**Directions for this task:** Each entry here needs to be set down again exactly, please; pictures are left out.

[Dataset entries on figures]
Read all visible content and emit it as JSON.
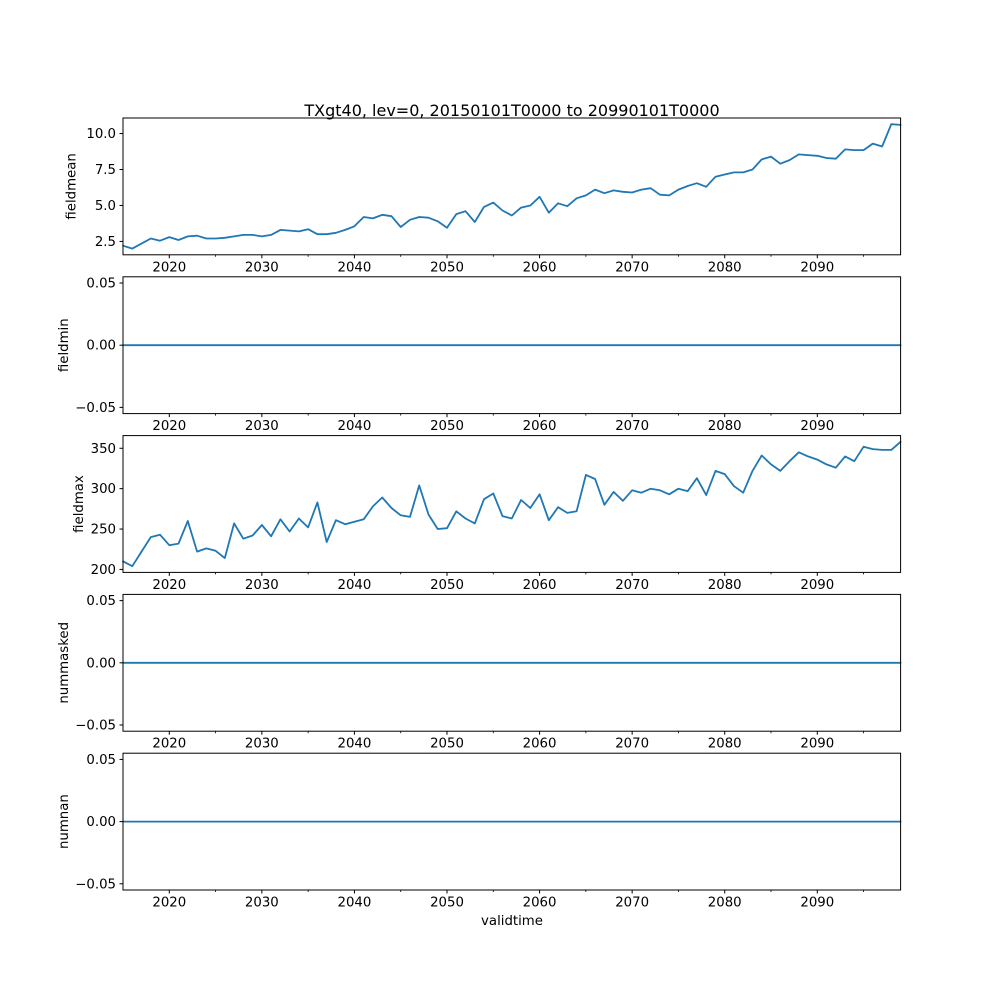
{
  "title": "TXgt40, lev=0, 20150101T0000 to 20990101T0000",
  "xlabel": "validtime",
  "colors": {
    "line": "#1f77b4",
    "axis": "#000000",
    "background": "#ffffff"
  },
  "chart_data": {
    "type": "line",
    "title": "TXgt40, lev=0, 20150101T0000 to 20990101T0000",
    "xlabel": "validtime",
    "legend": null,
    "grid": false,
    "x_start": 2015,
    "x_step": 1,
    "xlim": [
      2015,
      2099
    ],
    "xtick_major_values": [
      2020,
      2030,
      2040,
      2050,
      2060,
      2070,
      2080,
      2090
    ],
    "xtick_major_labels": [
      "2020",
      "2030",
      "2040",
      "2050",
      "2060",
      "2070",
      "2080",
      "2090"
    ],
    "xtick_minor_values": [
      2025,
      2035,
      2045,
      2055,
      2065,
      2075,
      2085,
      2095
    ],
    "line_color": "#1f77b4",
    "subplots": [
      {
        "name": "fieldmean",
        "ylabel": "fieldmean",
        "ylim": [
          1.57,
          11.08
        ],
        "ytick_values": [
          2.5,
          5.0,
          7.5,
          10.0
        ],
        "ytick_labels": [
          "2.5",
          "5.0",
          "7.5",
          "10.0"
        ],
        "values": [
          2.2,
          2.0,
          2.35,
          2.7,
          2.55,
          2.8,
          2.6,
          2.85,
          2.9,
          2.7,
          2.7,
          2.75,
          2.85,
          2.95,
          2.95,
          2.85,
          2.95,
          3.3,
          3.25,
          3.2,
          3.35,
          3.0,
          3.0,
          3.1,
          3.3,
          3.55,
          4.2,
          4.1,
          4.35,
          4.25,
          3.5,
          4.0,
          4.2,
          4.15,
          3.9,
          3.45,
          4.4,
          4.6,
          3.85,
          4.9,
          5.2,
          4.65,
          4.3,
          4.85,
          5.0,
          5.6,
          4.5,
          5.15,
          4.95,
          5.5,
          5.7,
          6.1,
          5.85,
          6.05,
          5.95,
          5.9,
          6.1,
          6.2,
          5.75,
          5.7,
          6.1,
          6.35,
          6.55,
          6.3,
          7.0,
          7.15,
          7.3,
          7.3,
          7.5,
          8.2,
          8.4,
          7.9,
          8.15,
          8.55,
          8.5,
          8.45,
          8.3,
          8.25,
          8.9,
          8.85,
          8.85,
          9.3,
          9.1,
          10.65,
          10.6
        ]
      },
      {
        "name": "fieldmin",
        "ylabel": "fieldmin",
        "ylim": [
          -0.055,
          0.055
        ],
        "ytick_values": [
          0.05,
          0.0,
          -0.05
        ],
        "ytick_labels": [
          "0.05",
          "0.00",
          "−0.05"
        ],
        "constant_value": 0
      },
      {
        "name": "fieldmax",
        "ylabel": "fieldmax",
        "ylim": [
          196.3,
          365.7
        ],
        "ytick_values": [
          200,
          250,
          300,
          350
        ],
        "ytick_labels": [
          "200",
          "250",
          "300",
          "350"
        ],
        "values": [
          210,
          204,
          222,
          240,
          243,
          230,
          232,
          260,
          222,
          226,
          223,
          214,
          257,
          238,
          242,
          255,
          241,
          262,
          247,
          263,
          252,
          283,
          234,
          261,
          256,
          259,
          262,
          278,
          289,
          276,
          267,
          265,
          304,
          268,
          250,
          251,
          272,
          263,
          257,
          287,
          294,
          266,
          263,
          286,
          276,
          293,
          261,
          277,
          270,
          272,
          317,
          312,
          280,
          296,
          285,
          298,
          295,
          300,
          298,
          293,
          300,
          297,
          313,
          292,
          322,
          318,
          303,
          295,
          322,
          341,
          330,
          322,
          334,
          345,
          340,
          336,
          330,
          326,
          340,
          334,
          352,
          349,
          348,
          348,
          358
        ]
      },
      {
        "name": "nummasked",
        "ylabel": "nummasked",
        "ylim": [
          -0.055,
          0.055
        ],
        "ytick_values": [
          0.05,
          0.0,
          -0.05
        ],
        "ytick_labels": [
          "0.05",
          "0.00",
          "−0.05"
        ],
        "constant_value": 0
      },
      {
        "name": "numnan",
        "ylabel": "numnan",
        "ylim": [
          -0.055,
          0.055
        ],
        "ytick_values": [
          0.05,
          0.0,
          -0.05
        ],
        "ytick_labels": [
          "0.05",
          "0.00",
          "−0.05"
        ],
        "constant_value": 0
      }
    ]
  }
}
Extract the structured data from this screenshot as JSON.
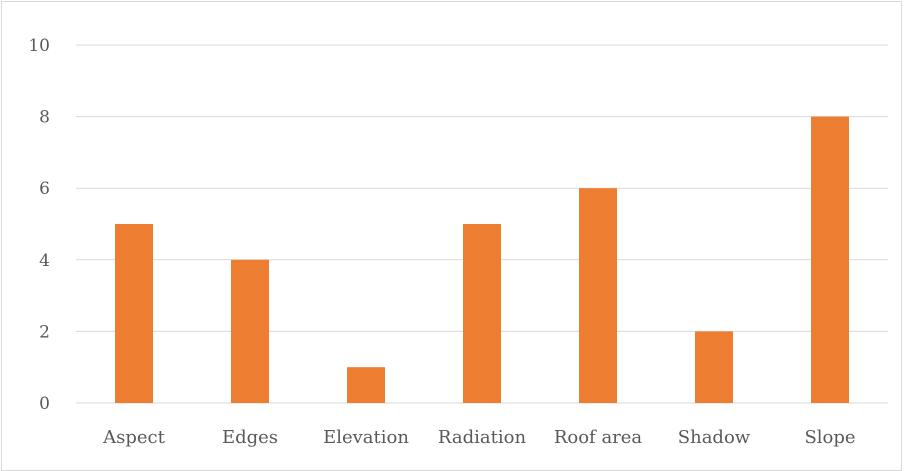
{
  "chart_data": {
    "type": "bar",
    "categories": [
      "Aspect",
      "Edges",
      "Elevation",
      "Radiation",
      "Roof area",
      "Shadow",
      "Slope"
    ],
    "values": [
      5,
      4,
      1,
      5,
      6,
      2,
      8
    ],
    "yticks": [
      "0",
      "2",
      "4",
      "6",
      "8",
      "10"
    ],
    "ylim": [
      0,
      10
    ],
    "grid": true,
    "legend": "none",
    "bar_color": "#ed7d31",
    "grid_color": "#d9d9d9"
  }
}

**Written answer:**
Read all visible content and emit it as JSON.
{
  "title": "TXgt40, lev=0, 20150101T0000 to 20990101T0000",
  "xlabel": "validtime",
  "colors": {
    "line": "#1f77b4",
    "axis": "#000000",
    "background": "#ffffff"
  },
  "chart_data": {
    "type": "line",
    "title": "TXgt40, lev=0, 20150101T0000 to 20990101T0000",
    "xlabel": "validtime",
    "legend": null,
    "grid": false,
    "x_start": 2015,
    "x_step": 1,
    "xlim": [
      2015,
      2099
    ],
    "xtick_major_values": [
      2020,
      2030,
      2040,
      2050,
      2060,
      2070,
      2080,
      2090
    ],
    "xtick_major_labels": [
      "2020",
      "2030",
      "2040",
      "2050",
      "2060",
      "2070",
      "2080",
      "2090"
    ],
    "xtick_minor_values": [
      2025,
      2035,
      2045,
      2055,
      2065,
      2075,
      2085,
      2095
    ],
    "line_color": "#1f77b4",
    "subplots": [
      {
        "name": "fieldmean",
        "ylabel": "fieldmean",
        "ylim": [
          1.57,
          11.08
        ],
        "ytick_values": [
          2.5,
          5.0,
          7.5,
          10.0
        ],
        "ytick_labels": [
          "2.5",
          "5.0",
          "7.5",
          "10.0"
        ],
        "values": [
          2.2,
          2.0,
          2.35,
          2.7,
          2.55,
          2.8,
          2.6,
          2.85,
          2.9,
          2.7,
          2.7,
          2.75,
          2.85,
          2.95,
          2.95,
          2.85,
          2.95,
          3.3,
          3.25,
          3.2,
          3.35,
          3.0,
          3.0,
          3.1,
          3.3,
          3.55,
          4.2,
          4.1,
          4.35,
          4.25,
          3.5,
          4.0,
          4.2,
          4.15,
          3.9,
          3.45,
          4.4,
          4.6,
          3.85,
          4.9,
          5.2,
          4.65,
          4.3,
          4.85,
          5.0,
          5.6,
          4.5,
          5.15,
          4.95,
          5.5,
          5.7,
          6.1,
          5.85,
          6.05,
          5.95,
          5.9,
          6.1,
          6.2,
          5.75,
          5.7,
          6.1,
          6.35,
          6.55,
          6.3,
          7.0,
          7.15,
          7.3,
          7.3,
          7.5,
          8.2,
          8.4,
          7.9,
          8.15,
          8.55,
          8.5,
          8.45,
          8.3,
          8.25,
          8.9,
          8.85,
          8.85,
          9.3,
          9.1,
          10.65,
          10.6
        ]
      },
      {
        "name": "fieldmin",
        "ylabel": "fieldmin",
        "ylim": [
          -0.055,
          0.055
        ],
        "ytick_values": [
          0.05,
          0.0,
          -0.05
        ],
        "ytick_labels": [
          "0.05",
          "0.00",
          "−0.05"
        ],
        "constant_value": 0
      },
      {
        "name": "fieldmax",
        "ylabel": "fieldmax",
        "ylim": [
          196.3,
          365.7
        ],
        "ytick_values": [
          200,
          250,
          300,
          350
        ],
        "ytick_labels": [
          "200",
          "250",
          "300",
          "350"
        ],
        "values": [
          210,
          204,
          222,
          240,
          243,
          230,
          232,
          260,
          222,
          226,
          223,
          214,
          257,
          238,
          242,
          255,
          241,
          262,
          247,
          263,
          252,
          283,
          234,
          261,
          256,
          259,
          262,
          278,
          289,
          276,
          267,
          265,
          304,
          268,
          250,
          251,
          272,
          263,
          257,
          287,
          294,
          266,
          263,
          286,
          276,
          293,
          261,
          277,
          270,
          272,
          317,
          312,
          280,
          296,
          285,
          298,
          295,
          300,
          298,
          293,
          300,
          297,
          313,
          292,
          322,
          318,
          303,
          295,
          322,
          341,
          330,
          322,
          334,
          345,
          340,
          336,
          330,
          326,
          340,
          334,
          352,
          349,
          348,
          348,
          358
        ]
      },
      {
        "name": "nummasked",
        "ylabel": "nummasked",
        "ylim": [
          -0.055,
          0.055
        ],
        "ytick_values": [
          0.05,
          0.0,
          -0.05
        ],
        "ytick_labels": [
          "0.05",
          "0.00",
          "−0.05"
        ],
        "constant_value": 0
      },
      {
        "name": "numnan",
        "ylabel": "numnan",
        "ylim": [
          -0.055,
          0.055
        ],
        "ytick_values": [
          0.05,
          0.0,
          -0.05
        ],
        "ytick_labels": [
          "0.05",
          "0.00",
          "−0.05"
        ],
        "constant_value": 0
      }
    ]
  }
}
Extract the structured data from this screenshot as JSON.
{
  "chart_data": {
    "type": "bar",
    "categories": [
      "Aspect",
      "Edges",
      "Elevation",
      "Radiation",
      "Roof area",
      "Shadow",
      "Slope"
    ],
    "values": [
      5,
      4,
      1,
      5,
      6,
      2,
      8
    ],
    "yticks": [
      "0",
      "2",
      "4",
      "6",
      "8",
      "10"
    ],
    "ylim": [
      0,
      10
    ],
    "grid": true,
    "legend": "none",
    "bar_color": "#ed7d31",
    "grid_color": "#d9d9d9"
  }
}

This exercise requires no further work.